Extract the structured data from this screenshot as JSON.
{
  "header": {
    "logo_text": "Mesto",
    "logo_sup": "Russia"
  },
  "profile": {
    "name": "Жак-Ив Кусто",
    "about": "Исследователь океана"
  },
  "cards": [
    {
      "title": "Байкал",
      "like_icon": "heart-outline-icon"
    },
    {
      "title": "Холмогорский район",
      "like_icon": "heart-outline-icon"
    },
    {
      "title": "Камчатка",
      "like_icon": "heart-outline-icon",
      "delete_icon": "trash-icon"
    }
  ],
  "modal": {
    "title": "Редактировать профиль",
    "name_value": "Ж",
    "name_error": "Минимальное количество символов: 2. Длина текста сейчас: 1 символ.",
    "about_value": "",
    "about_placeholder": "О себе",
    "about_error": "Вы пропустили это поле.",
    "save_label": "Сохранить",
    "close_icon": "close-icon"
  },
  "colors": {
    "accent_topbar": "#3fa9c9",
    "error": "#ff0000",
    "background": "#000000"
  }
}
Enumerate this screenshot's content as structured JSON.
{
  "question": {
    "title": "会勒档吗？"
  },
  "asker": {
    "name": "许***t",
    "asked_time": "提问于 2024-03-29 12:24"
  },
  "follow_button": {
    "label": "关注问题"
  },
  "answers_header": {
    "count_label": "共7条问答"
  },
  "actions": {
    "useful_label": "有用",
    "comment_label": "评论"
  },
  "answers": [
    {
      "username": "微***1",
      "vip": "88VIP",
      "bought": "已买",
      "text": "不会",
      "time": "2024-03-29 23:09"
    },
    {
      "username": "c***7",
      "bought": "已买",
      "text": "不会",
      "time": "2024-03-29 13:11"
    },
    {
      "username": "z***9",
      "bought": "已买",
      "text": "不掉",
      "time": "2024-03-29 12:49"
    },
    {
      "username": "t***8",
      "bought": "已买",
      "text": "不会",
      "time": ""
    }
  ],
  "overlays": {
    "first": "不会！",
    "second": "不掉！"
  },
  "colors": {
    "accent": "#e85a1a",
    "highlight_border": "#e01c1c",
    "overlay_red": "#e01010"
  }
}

*SET TASK*. Each line above must be printed exactly as it appears.

*THE ANSWER*.
Extract the structured data from this screenshot as JSON.
{
  "header": {
    "logo_text": "Mesto",
    "logo_sup": "Russia"
  },
  "profile": {
    "name": "Жак-Ив Кусто",
    "about": "Исследователь океана"
  },
  "cards": [
    {
      "title": "Байкал",
      "like_icon": "heart-outline-icon"
    },
    {
      "title": "Холмогорский район",
      "like_icon": "heart-outline-icon"
    },
    {
      "title": "Камчатка",
      "like_icon": "heart-outline-icon",
      "delete_icon": "trash-icon"
    }
  ],
  "modal": {
    "title": "Редактировать профиль",
    "name_value": "Ж",
    "name_error": "Минимальное количество символов: 2. Длина текста сейчас: 1 символ.",
    "about_value": "",
    "about_placeholder": "О себе",
    "about_error": "Вы пропустили это поле.",
    "save_label": "Сохранить",
    "close_icon": "close-icon"
  },
  "colors": {
    "accent_topbar": "#3fa9c9",
    "error": "#ff0000",
    "background": "#000000"
  }
}
Enumerate this screenshot's content as structured JSON.
{
  "question": {
    "title": "会勒档吗？"
  },
  "asker": {
    "name": "许***t",
    "asked_time": "提问于 2024-03-29 12:24"
  },
  "follow_button": {
    "label": "关注问题"
  },
  "answers_header": {
    "count_label": "共7条问答"
  },
  "actions": {
    "useful_label": "有用",
    "comment_label": "评论"
  },
  "answers": [
    {
      "username": "微***1",
      "vip": "88VIP",
      "bought": "已买",
      "text": "不会",
      "time": "2024-03-29 23:09"
    },
    {
      "username": "c***7",
      "bought": "已买",
      "text": "不会",
      "time": "2024-03-29 13:11"
    },
    {
      "username": "z***9",
      "bought": "已买",
      "text": "不掉",
      "time": "2024-03-29 12:49"
    },
    {
      "username": "t***8",
      "bought": "已买",
      "text": "不会",
      "time": ""
    }
  ],
  "overlays": {
    "first": "不会！",
    "second": "不掉！"
  },
  "colors": {
    "accent": "#e85a1a",
    "highlight_border": "#e01c1c",
    "overlay_red": "#e01010"
  }
}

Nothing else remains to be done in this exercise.